Task requirements: What follows is a listing. Return every line of it exactly.
## Begin
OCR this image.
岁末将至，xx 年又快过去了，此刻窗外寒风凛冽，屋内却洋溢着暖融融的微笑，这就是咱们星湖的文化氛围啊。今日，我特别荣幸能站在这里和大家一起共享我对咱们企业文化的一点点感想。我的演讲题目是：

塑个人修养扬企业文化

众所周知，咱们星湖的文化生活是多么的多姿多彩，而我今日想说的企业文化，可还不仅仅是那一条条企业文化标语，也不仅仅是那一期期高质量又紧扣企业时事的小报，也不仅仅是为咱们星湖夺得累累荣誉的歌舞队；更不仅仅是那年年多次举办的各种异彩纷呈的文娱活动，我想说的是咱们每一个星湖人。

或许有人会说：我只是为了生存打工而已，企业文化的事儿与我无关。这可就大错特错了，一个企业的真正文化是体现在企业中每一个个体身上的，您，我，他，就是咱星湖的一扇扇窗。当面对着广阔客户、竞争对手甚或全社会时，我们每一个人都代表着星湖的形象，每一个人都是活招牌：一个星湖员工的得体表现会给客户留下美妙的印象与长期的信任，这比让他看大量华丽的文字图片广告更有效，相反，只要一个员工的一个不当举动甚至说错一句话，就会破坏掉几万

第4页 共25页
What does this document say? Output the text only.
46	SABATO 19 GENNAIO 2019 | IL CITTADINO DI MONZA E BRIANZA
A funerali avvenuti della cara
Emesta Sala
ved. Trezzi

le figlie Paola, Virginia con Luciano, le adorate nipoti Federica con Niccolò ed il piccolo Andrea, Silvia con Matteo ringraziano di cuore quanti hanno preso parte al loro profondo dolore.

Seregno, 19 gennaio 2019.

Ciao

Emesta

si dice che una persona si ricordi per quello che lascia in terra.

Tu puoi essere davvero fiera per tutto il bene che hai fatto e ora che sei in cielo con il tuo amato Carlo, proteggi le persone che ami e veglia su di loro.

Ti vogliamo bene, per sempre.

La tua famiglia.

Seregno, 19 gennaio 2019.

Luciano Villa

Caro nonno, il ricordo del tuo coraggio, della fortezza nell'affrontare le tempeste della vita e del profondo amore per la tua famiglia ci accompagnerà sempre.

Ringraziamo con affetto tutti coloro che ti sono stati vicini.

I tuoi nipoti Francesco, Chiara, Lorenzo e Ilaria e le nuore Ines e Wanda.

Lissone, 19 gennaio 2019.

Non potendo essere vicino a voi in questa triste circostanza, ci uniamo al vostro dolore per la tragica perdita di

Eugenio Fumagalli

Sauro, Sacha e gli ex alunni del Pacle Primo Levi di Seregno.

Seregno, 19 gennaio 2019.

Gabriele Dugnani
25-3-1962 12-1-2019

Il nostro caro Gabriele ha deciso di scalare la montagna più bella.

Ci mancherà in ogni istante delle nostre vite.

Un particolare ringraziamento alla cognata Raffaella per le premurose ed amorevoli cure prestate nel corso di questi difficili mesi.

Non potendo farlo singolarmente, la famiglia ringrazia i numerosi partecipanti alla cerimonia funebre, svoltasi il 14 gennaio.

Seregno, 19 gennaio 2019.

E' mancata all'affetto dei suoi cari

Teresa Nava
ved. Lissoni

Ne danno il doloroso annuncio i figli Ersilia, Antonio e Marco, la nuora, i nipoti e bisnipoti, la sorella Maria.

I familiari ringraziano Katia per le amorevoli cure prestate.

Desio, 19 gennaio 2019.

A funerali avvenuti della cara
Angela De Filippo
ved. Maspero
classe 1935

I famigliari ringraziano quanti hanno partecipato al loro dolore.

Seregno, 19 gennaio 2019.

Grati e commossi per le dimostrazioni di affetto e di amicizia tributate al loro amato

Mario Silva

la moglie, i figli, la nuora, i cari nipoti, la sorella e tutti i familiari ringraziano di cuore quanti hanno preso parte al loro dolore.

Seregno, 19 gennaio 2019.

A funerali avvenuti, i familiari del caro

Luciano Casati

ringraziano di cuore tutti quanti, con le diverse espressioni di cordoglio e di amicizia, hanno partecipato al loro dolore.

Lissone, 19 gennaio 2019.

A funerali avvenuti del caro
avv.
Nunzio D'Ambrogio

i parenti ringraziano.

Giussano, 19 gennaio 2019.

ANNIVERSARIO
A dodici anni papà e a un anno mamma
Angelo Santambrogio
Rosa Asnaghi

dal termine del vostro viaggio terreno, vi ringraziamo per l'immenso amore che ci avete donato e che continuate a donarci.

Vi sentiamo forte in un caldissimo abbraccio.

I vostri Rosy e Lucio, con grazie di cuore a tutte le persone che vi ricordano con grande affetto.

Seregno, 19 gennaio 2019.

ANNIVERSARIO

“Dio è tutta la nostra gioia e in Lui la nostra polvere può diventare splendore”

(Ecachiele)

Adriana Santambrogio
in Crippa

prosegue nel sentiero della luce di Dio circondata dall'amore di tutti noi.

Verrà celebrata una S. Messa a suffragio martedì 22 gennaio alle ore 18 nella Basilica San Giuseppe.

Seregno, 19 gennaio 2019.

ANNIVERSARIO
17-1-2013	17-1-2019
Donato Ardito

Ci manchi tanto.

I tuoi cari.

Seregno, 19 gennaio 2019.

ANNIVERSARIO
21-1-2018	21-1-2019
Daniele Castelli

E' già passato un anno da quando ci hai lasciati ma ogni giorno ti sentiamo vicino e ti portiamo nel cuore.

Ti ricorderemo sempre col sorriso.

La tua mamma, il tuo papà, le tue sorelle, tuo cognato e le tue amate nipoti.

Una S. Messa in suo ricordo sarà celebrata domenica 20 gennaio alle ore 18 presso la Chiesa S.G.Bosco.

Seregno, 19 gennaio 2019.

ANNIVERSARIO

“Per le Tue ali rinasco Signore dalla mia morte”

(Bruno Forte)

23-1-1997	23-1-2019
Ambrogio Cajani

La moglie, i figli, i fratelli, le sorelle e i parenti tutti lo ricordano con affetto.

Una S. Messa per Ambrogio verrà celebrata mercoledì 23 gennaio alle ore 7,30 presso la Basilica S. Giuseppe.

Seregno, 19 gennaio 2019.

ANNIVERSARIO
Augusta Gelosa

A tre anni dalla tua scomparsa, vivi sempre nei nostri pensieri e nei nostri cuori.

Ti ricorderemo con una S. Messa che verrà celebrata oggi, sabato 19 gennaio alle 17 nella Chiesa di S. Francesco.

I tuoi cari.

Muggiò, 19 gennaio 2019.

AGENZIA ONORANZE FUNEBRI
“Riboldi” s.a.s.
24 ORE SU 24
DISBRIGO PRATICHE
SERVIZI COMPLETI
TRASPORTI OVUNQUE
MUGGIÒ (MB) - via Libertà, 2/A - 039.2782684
## End
Finished answer:
OCR this image.
岁末将至，xx 年又快过去了，此刻窗外寒风凛冽，屋内却洋溢着暖融融的微笑，这就是咱们星湖的文化氛围啊。今日，我特别荣幸能站在这里和大家一起共享我对咱们企业文化的一点点感想。我的演讲题目是：

塑个人修养扬企业文化

众所周知，咱们星湖的文化生活是多么的多姿多彩，而我今日想说的企业文化，可还不仅仅是那一条条企业文化标语，也不仅仅是那一期期高质量又紧扣企业时事的小报，也不仅仅是为咱们星湖夺得累累荣誉的歌舞队；更不仅仅是那年年多次举办的各种异彩纷呈的文娱活动，我想说的是咱们每一个星湖人。

或许有人会说：我只是为了生存打工而已，企业文化的事儿与我无关。这可就大错特错了，一个企业的真正文化是体现在企业中每一个个体身上的，您，我，他，就是咱星湖的一扇扇窗。当面对着广阔客户、竞争对手甚或全社会时，我们每一个人都代表着星湖的形象，每一个人都是活招牌：一个星湖员工的得体表现会给客户留下美妙的印象与长期的信任，这比让他看大量华丽的文字图片广告更有效，相反，只要一个员工的一个不当举动甚至说错一句话，就会破坏掉几万

第4页 共25页
What does this document say? Output the text only.
46	SABATO 19 GENNAIO 2019 | IL CITTADINO DI MONZA E BRIANZA
A funerali avvenuti della cara
Emesta Sala
ved. Trezzi

le figlie Paola, Virginia con Luciano, le adorate nipoti Federica con Niccolò ed il piccolo Andrea, Silvia con Matteo ringraziano di cuore quanti hanno preso parte al loro profondo dolore.

Seregno, 19 gennaio 2019.

Ciao

Emesta

si dice che una persona si ricordi per quello che lascia in terra.

Tu puoi essere davvero fiera per tutto il bene che hai fatto e ora che sei in cielo con il tuo amato Carlo, proteggi le persone che ami e veglia su di loro.

Ti vogliamo bene, per sempre.

La tua famiglia.

Seregno, 19 gennaio 2019.

Luciano Villa

Caro nonno, il ricordo del tuo coraggio, della fortezza nell'affrontare le tempeste della vita e del profondo amore per la tua famiglia ci accompagnerà sempre.

Ringraziamo con affetto tutti coloro che ti sono stati vicini.

I tuoi nipoti Francesco, Chiara, Lorenzo e Ilaria e le nuore Ines e Wanda.

Lissone, 19 gennaio 2019.

Non potendo essere vicino a voi in questa triste circostanza, ci uniamo al vostro dolore per la tragica perdita di

Eugenio Fumagalli

Sauro, Sacha e gli ex alunni del Pacle Primo Levi di Seregno.

Seregno, 19 gennaio 2019.

Gabriele Dugnani
25-3-1962 12-1-2019

Il nostro caro Gabriele ha deciso di scalare la montagna più bella.

Ci mancherà in ogni istante delle nostre vite.

Un particolare ringraziamento alla cognata Raffaella per le premurose ed amorevoli cure prestate nel corso di questi difficili mesi.

Non potendo farlo singolarmente, la famiglia ringrazia i numerosi partecipanti alla cerimonia funebre, svoltasi il 14 gennaio.

Seregno, 19 gennaio 2019.

E' mancata all'affetto dei suoi cari

Teresa Nava
ved. Lissoni

Ne danno il doloroso annuncio i figli Ersilia, Antonio e Marco, la nuora, i nipoti e bisnipoti, la sorella Maria.

I familiari ringraziano Katia per le amorevoli cure prestate.

Desio, 19 gennaio 2019.

A funerali avvenuti della cara
Angela De Filippo
ved. Maspero
classe 1935

I famigliari ringraziano quanti hanno partecipato al loro dolore.

Seregno, 19 gennaio 2019.

Grati e commossi per le dimostrazioni di affetto e di amicizia tributate al loro amato

Mario Silva

la moglie, i figli, la nuora, i cari nipoti, la sorella e tutti i familiari ringraziano di cuore quanti hanno preso parte al loro dolore.

Seregno, 19 gennaio 2019.

A funerali avvenuti, i familiari del caro

Luciano Casati

ringraziano di cuore tutti quanti, con le diverse espressioni di cordoglio e di amicizia, hanno partecipato al loro dolore.

Lissone, 19 gennaio 2019.

A funerali avvenuti del caro
avv.
Nunzio D'Ambrogio

i parenti ringraziano.

Giussano, 19 gennaio 2019.

ANNIVERSARIO
A dodici anni papà e a un anno mamma
Angelo Santambrogio
Rosa Asnaghi

dal termine del vostro viaggio terreno, vi ringraziamo per l'immenso amore che ci avete donato e che continuate a donarci.

Vi sentiamo forte in un caldissimo abbraccio.

I vostri Rosy e Lucio, con grazie di cuore a tutte le persone che vi ricordano con grande affetto.

Seregno, 19 gennaio 2019.

ANNIVERSARIO

“Dio è tutta la nostra gioia e in Lui la nostra polvere può diventare splendore”

(Ecachiele)

Adriana Santambrogio
in Crippa

prosegue nel sentiero della luce di Dio circondata dall'amore di tutti noi.

Verrà celebrata una S. Messa a suffragio martedì 22 gennaio alle ore 18 nella Basilica San Giuseppe.

Seregno, 19 gennaio 2019.

ANNIVERSARIO
17-1-2013	17-1-2019
Donato Ardito

Ci manchi tanto.

I tuoi cari.

Seregno, 19 gennaio 2019.

ANNIVERSARIO
21-1-2018	21-1-2019
Daniele Castelli

E' già passato un anno da quando ci hai lasciati ma ogni giorno ti sentiamo vicino e ti portiamo nel cuore.

Ti ricorderemo sempre col sorriso.

La tua mamma, il tuo papà, le tue sorelle, tuo cognato e le tue amate nipoti.

Una S. Messa in suo ricordo sarà celebrata domenica 20 gennaio alle ore 18 presso la Chiesa S.G.Bosco.

Seregno, 19 gennaio 2019.

ANNIVERSARIO

“Per le Tue ali rinasco Signore dalla mia morte”

(Bruno Forte)

23-1-1997	23-1-2019
Ambrogio Cajani

La moglie, i figli, i fratelli, le sorelle e i parenti tutti lo ricordano con affetto.

Una S. Messa per Ambrogio verrà celebrata mercoledì 23 gennaio alle ore 7,30 presso la Basilica S. Giuseppe.

Seregno, 19 gennaio 2019.

ANNIVERSARIO
Augusta Gelosa

A tre anni dalla tua scomparsa, vivi sempre nei nostri pensieri e nei nostri cuori.

Ti ricorderemo con una S. Messa che verrà celebrata oggi, sabato 19 gennaio alle 17 nella Chiesa di S. Francesco.

I tuoi cari.

Muggiò, 19 gennaio 2019.

AGENZIA ONORANZE FUNEBRI
“Riboldi” s.a.s.
24 ORE SU 24
DISBRIGO PRATICHE
SERVIZI COMPLETI
TRASPORTI OVUNQUE
MUGGIÒ (MB) - via Libertà, 2/A - 039.2782684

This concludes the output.